TASK REQUIREMENTS: In the passage below about CodinGame, reproduce verbatim the stretch from "This is all" through "be somewhat better.".

PASSAGE SHOWN:

I recently tried out an online coding game called CodinGame. It’s very similar to games like project euler, hackerrank, and advent of code. The main difference is that you have your program compete against other peoples programs. It is also more graphical than most other similar games, which also makes it really fun to watch.

As I usually do for coding in my spare time I decided to go for Rust. For people not familiar with Rust, it is a system programming language with very interesting memory features. This allows you to write memory safe code, without using a garbage collector. For me this is a very attractive feature in a language.

For this CodinGame site you can choose language, and it will provide you with the boiler plate code needed for reading input from stdin and parse it into integers etc, so you can focus on the main problem.

This is all very good, but I feel that they could have written in i little bit cleaner fashion. The code seem to be auto generated, but I think that even that could be somewhat better.

Structured page-parsing data
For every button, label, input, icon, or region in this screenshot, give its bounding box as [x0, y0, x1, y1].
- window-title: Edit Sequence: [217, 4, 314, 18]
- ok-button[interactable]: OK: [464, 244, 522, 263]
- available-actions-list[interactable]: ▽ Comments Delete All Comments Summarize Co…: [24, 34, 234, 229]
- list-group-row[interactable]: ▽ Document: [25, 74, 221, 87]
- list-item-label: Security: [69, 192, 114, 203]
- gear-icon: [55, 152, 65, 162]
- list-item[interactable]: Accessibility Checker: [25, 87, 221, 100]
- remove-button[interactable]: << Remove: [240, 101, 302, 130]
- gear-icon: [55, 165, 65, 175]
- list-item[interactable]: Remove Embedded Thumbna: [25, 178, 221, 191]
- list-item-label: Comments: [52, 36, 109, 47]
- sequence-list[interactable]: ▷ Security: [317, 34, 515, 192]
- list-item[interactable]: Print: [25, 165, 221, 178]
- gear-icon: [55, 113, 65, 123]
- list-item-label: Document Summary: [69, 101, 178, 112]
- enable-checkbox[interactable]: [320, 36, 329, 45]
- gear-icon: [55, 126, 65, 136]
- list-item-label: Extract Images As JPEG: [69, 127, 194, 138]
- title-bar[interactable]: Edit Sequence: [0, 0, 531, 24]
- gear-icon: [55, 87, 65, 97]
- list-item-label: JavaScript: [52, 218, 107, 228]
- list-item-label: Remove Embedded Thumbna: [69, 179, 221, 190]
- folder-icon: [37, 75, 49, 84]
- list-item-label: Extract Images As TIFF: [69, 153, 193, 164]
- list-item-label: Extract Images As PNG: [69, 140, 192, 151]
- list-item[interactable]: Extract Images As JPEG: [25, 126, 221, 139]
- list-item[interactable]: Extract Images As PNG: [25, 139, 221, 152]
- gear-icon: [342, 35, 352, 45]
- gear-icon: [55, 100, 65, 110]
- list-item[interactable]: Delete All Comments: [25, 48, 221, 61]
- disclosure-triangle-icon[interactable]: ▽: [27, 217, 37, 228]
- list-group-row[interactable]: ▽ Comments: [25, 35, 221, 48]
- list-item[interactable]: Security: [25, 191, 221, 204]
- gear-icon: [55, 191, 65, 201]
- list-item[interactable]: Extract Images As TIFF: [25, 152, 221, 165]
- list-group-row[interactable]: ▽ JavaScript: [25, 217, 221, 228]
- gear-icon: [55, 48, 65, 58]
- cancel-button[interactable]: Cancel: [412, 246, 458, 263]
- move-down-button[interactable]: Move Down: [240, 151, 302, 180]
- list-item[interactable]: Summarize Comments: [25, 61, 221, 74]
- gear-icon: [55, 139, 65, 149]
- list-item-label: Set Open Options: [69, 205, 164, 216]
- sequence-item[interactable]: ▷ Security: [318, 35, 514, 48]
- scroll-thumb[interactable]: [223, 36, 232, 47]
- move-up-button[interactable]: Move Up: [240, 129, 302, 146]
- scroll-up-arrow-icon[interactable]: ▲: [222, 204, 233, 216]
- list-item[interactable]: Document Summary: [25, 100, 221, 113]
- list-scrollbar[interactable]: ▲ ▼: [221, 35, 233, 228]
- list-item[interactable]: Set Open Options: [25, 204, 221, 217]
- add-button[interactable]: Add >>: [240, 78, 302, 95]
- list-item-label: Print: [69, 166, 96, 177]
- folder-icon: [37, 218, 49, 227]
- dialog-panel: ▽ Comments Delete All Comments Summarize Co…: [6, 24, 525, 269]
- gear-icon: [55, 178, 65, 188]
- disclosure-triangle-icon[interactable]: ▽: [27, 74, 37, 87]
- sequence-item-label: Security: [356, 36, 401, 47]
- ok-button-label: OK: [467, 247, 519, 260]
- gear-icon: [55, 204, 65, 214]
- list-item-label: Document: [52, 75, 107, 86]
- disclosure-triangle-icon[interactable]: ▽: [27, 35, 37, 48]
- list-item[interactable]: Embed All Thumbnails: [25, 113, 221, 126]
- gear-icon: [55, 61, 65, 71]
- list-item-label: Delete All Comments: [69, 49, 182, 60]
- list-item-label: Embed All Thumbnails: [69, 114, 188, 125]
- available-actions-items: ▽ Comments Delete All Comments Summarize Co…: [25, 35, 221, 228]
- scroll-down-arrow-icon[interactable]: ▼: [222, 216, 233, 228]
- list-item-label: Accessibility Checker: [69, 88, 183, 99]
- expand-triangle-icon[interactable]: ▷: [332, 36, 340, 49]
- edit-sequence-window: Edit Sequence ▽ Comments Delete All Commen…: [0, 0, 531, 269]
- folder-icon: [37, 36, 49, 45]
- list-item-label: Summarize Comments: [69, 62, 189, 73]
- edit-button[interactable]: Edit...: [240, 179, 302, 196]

EXERCISE ANSWER:
This is all very good, but I feel that they could have written in i little bit cleaner fashion. The code seem to be auto generated, but I think that even that could be somewhat better.